[Records from a collection]

— START —

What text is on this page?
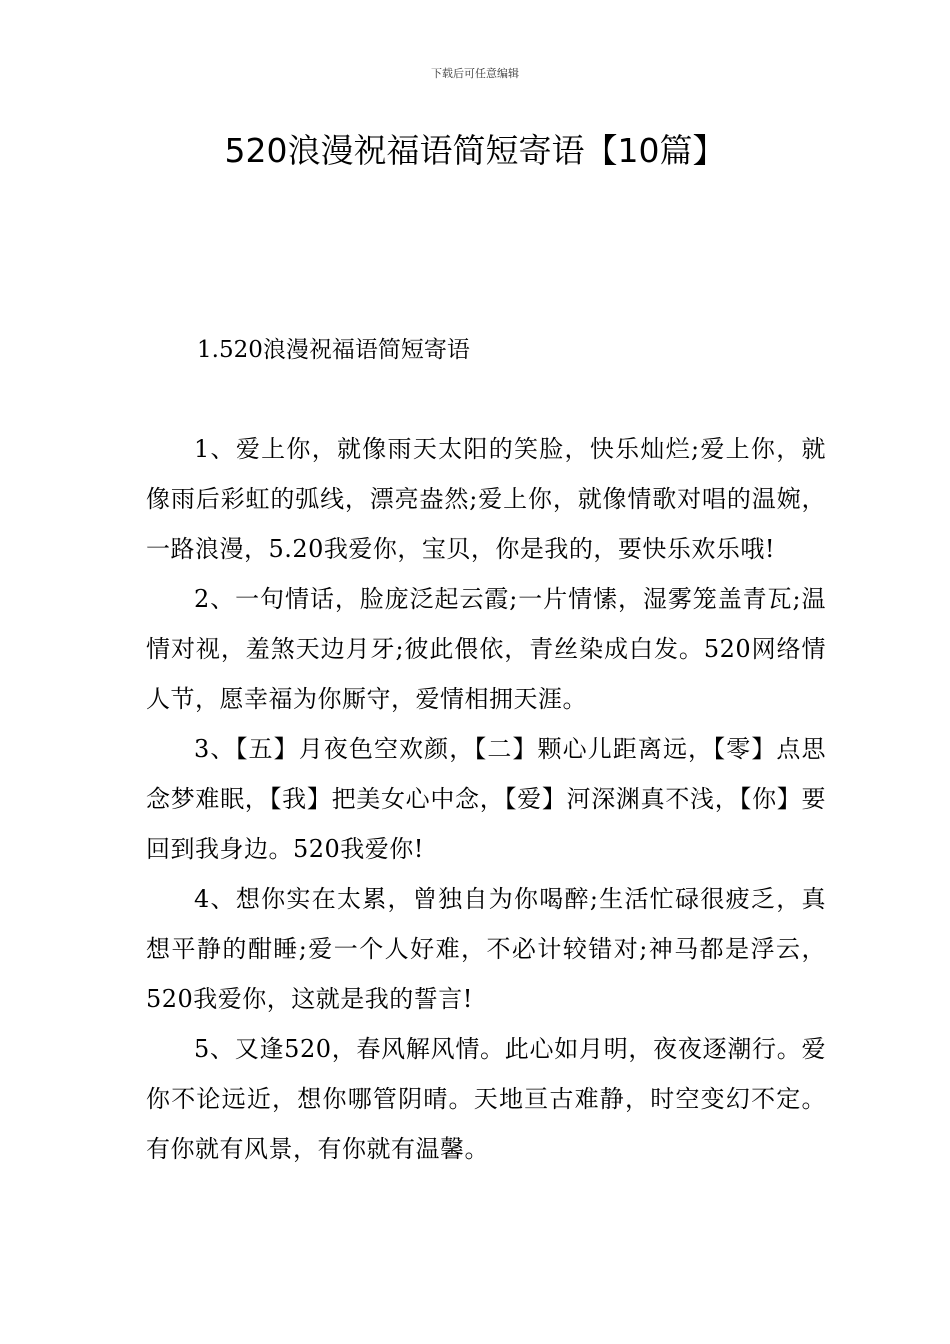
下载后可任意编辑
520浪漫祝福语简短寄语【10篇】
1.520浪漫祝福语简短寄语

1、爱上你，就像雨天太阳的笑脸，快乐灿烂;爱上你，就像雨后彩虹的弧线，漂亮盎然;爱上你，就像情歌对唱的温婉，一路浪漫，5.20我爱你，宝贝，你是我的，要快乐欢乐哦!

2、一句情话，脸庞泛起云霞;一片情愫，湿雾笼盖青瓦;温情对视，羞煞天边月牙;彼此偎依，青丝染成白发。520网络情人节，愿幸福为你厮守，爱情相拥天涯。

3、【五】月夜色空欢颜，【二】颗心儿距离远，【零】点思念梦难眠，【我】把美女心中念，【爱】河深渊真不浅，【你】要回到我身边。520我爱你!

4、想你实在太累，曾独自为你喝醉;生活忙碌很疲乏，真想平静的酣睡;爱一个人好难，不必计较错对;神马都是浮云，520我爱你，这就是我的誓言!

5、又逢520，春风解风情。此心如月明，夜夜逐潮行。爱你不论远近，想你哪管阴晴。天地亘古难静，时空变幻不定。有你就有风景，有你就有温馨。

— END —

◆ TO BE DONE
Repeat each entry exactly as it appears; skip any picture.

◆ EXERCISE SOLUTION
What text is on this page?
下载后可任意编辑
520浪漫祝福语简短寄语【10篇】
1.520浪漫祝福语简短寄语

1、爱上你，就像雨天太阳的笑脸，快乐灿烂;爱上你，就像雨后彩虹的弧线，漂亮盎然;爱上你，就像情歌对唱的温婉，一路浪漫，5.20我爱你，宝贝，你是我的，要快乐欢乐哦!

2、一句情话，脸庞泛起云霞;一片情愫，湿雾笼盖青瓦;温情对视，羞煞天边月牙;彼此偎依，青丝染成白发。520网络情人节，愿幸福为你厮守，爱情相拥天涯。

3、【五】月夜色空欢颜，【二】颗心儿距离远，【零】点思念梦难眠，【我】把美女心中念，【爱】河深渊真不浅，【你】要回到我身边。520我爱你!

4、想你实在太累，曾独自为你喝醉;生活忙碌很疲乏，真想平静的酣睡;爱一个人好难，不必计较错对;神马都是浮云，520我爱你，这就是我的誓言!

5、又逢520，春风解风情。此心如月明，夜夜逐潮行。爱你不论远近，想你哪管阴晴。天地亘古难静，时空变幻不定。有你就有风景，有你就有温馨。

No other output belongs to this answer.